» **Problem to work on**
Search the data for the word "программы" and copy every line where it occurs.

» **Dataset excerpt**
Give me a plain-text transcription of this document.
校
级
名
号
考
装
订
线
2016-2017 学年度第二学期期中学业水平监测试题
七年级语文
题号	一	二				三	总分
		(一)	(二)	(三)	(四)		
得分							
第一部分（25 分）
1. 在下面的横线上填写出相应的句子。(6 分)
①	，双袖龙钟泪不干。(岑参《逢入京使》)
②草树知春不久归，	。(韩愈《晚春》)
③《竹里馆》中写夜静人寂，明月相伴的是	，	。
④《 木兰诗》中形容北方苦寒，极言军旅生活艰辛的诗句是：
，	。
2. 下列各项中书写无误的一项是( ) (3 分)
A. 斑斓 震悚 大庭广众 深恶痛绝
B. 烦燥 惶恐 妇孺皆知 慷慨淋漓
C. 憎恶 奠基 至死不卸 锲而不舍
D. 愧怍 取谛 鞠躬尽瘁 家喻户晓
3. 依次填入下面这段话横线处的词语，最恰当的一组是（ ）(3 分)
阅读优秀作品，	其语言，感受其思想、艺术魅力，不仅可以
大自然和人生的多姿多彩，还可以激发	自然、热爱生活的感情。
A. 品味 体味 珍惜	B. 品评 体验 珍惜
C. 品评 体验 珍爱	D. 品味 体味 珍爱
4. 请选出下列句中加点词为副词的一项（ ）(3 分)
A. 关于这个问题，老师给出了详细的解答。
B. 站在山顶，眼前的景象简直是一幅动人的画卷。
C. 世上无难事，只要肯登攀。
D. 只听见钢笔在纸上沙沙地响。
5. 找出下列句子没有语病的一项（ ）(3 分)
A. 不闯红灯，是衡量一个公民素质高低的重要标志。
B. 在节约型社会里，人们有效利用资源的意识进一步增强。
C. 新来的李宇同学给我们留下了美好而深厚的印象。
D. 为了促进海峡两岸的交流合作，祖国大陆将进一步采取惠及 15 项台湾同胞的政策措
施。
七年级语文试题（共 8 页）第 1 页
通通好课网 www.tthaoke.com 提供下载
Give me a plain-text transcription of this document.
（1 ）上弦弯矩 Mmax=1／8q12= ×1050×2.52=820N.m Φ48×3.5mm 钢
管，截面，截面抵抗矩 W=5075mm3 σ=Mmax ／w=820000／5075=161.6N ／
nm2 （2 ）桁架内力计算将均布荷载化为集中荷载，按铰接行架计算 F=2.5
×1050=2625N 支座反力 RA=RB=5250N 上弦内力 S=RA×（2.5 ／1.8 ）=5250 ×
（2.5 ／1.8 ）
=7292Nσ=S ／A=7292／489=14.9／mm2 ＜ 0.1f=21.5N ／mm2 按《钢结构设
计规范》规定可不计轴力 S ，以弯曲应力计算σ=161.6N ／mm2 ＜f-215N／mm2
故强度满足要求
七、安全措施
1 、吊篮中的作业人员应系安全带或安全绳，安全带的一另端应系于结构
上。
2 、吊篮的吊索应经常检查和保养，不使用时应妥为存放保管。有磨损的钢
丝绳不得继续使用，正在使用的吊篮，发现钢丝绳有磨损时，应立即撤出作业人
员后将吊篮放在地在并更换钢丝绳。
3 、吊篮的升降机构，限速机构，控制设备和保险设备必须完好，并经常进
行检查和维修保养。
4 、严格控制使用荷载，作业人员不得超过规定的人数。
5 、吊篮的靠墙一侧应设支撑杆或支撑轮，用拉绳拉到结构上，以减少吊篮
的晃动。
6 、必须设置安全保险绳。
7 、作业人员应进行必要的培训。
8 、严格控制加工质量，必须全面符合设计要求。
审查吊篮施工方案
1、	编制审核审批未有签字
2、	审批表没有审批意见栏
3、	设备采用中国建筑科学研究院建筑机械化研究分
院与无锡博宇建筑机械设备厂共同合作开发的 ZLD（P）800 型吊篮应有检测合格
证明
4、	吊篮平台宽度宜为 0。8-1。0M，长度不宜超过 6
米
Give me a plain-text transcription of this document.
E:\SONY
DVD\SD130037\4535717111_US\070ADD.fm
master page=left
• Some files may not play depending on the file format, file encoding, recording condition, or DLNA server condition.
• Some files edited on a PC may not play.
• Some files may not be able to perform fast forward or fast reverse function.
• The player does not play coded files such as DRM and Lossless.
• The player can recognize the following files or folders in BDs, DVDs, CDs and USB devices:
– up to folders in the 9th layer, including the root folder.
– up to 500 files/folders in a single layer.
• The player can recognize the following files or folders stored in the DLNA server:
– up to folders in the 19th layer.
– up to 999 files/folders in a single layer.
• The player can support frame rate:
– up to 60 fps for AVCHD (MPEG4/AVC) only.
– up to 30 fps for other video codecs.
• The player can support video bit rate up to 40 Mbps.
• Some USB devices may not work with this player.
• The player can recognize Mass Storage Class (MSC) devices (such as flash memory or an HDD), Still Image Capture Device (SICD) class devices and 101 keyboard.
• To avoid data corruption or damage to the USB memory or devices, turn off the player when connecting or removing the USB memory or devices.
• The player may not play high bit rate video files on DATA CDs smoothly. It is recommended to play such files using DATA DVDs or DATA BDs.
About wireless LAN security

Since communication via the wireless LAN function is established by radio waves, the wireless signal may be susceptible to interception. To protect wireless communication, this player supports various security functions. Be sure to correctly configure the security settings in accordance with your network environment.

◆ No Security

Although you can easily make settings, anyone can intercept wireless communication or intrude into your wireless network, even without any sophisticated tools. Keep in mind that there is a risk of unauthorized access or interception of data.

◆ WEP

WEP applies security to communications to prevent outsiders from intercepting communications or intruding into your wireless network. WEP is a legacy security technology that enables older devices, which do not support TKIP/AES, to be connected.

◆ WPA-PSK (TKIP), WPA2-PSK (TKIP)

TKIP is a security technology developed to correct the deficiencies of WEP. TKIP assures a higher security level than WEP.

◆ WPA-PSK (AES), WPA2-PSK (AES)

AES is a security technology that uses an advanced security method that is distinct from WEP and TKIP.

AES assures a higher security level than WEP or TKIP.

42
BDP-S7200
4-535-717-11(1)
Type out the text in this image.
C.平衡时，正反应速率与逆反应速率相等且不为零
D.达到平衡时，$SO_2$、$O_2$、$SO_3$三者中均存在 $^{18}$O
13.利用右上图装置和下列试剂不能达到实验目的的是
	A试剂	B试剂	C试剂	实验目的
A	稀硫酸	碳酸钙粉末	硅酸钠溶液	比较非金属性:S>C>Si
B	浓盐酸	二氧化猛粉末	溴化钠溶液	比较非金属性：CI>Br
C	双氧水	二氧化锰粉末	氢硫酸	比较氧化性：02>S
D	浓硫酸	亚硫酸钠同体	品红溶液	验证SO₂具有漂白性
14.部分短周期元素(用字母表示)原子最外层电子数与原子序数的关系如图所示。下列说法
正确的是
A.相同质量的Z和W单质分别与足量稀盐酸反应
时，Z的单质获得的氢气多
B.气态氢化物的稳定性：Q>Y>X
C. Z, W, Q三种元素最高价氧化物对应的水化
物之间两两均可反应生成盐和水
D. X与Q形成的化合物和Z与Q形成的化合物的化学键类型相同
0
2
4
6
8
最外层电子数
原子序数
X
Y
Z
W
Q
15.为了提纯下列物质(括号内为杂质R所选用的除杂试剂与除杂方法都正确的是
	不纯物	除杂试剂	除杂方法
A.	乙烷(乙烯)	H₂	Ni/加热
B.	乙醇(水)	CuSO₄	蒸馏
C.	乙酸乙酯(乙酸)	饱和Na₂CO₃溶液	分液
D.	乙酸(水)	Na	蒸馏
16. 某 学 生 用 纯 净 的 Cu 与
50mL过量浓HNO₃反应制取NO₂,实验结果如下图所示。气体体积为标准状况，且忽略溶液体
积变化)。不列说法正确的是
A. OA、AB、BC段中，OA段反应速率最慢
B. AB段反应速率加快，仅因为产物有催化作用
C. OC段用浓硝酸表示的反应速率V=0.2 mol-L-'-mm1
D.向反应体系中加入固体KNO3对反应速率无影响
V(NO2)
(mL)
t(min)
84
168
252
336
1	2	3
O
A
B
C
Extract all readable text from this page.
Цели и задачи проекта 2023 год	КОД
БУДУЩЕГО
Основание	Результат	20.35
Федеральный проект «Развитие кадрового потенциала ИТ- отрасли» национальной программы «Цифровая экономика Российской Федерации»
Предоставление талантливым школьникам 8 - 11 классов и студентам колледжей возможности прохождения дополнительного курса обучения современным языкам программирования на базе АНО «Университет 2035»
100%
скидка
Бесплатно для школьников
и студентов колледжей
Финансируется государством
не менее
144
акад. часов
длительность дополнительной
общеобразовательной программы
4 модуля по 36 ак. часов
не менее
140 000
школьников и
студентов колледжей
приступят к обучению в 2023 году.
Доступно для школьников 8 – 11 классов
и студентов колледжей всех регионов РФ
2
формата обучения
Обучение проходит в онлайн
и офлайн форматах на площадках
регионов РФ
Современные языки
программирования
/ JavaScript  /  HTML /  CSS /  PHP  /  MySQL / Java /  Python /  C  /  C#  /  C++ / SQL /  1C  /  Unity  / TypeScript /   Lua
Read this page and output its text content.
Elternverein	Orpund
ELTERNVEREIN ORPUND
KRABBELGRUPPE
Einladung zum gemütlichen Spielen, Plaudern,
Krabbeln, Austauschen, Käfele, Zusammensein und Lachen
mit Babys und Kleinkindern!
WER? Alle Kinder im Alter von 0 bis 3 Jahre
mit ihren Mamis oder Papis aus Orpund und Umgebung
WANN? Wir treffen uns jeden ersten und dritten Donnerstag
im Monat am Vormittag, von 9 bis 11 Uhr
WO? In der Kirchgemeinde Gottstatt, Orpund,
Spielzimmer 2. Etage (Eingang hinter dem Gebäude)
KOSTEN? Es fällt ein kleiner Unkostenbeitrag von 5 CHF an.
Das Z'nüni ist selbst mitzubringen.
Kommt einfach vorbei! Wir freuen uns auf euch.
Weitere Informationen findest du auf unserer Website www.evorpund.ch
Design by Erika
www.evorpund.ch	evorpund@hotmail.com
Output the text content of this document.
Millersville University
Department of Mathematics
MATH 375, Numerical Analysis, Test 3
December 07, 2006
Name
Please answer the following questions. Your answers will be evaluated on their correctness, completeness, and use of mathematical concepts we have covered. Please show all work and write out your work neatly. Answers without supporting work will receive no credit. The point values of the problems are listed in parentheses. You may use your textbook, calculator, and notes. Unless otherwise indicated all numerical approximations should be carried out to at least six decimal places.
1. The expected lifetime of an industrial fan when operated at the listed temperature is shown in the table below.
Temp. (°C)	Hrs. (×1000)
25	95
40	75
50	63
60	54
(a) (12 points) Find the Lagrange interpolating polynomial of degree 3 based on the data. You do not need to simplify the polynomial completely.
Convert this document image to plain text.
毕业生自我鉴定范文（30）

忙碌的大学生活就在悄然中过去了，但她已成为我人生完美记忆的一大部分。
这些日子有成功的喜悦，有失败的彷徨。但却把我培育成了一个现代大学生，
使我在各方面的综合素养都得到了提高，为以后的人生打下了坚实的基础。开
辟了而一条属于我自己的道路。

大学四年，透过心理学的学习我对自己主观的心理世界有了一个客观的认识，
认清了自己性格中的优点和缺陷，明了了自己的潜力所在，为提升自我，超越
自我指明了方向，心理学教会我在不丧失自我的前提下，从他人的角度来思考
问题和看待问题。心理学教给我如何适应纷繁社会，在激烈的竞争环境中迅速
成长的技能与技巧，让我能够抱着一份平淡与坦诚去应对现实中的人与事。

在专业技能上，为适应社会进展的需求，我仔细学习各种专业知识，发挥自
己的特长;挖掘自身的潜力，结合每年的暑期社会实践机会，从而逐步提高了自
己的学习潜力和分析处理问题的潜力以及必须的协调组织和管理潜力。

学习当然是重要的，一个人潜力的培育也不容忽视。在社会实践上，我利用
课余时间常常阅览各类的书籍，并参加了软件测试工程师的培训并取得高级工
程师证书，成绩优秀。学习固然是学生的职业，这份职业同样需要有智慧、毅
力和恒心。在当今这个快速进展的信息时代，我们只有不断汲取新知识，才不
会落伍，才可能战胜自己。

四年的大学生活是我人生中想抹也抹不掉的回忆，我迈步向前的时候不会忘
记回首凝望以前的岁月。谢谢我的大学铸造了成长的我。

» **Result of this exercise**
Федеральный проект «Развитие кадрового потенциала ИТ- отрасли» национальной программы «Цифровая экономика Российской Федерации»
общеобразовательной программы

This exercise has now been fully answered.